# RECORDS FOR THE TASK start

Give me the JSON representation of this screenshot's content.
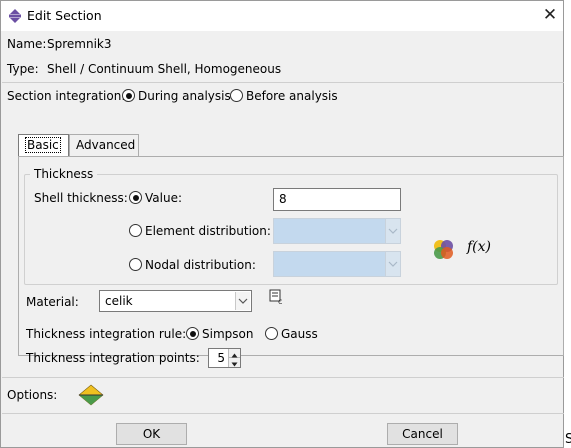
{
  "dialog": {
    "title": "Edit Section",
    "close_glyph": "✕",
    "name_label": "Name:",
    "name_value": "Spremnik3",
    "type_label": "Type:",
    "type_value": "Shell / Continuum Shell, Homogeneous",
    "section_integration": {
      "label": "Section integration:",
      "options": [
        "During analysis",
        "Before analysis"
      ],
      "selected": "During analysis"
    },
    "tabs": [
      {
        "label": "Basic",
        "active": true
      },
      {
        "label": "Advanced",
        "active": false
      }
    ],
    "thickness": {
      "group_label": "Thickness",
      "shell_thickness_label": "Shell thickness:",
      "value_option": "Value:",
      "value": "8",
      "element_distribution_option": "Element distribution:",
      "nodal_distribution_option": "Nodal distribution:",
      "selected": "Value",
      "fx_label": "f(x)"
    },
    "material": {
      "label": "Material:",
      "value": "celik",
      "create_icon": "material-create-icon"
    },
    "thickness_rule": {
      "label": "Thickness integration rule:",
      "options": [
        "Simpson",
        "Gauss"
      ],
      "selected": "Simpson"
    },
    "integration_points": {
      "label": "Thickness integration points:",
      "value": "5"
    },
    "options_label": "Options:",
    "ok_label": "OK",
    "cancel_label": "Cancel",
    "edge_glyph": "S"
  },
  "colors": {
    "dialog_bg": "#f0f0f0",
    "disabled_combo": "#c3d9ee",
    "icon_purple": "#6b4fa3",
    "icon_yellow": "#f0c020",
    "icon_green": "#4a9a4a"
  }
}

# RECORDS FOR THE TASK end
# RECORDS FOR THE TASK start

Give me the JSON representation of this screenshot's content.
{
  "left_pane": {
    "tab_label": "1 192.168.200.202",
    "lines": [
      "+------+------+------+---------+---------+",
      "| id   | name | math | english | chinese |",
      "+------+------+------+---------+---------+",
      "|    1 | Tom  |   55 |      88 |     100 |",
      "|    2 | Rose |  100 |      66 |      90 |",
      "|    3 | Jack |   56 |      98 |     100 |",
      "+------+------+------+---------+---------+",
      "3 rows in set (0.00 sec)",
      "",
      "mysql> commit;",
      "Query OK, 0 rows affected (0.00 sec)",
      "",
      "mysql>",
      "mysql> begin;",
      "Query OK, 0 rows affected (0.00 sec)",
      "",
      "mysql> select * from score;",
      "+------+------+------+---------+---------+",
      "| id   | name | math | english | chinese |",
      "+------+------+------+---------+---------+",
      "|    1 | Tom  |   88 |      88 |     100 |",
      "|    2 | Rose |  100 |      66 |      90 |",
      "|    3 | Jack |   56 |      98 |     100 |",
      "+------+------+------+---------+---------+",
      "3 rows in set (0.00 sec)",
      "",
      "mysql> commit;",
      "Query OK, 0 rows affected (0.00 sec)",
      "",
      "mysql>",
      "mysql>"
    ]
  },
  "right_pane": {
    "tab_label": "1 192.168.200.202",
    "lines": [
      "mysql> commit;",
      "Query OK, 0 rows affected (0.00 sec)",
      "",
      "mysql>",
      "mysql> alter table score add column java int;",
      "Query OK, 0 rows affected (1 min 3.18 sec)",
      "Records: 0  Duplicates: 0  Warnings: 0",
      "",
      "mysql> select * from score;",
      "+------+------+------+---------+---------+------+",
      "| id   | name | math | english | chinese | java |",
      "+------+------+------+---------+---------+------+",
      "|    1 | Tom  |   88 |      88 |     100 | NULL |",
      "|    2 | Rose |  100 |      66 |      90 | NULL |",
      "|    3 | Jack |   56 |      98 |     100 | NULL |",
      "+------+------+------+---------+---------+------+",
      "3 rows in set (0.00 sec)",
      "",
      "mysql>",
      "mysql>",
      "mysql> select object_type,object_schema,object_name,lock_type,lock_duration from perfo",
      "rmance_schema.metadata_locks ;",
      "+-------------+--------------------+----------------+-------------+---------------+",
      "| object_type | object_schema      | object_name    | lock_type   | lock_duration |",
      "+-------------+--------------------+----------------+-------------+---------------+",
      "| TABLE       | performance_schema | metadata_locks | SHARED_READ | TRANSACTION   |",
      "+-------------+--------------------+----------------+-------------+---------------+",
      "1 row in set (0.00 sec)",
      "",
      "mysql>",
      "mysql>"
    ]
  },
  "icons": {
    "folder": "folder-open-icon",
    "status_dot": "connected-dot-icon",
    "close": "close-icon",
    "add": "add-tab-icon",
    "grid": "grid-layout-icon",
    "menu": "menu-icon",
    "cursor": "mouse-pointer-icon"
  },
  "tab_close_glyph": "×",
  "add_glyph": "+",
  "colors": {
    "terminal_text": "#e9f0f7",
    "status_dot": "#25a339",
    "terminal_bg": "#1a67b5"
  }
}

# RECORDS FOR THE TASK end

Check each line of the records above for the string "NULL", and report every line that has it.

      "|    1 | Tom  |   88 |      88 |     100 | NULL |",
      "|    2 | Rose |  100 |      66 |      90 | NULL |",
      "|    3 | Jack |   56 |      98 |     100 | NULL |",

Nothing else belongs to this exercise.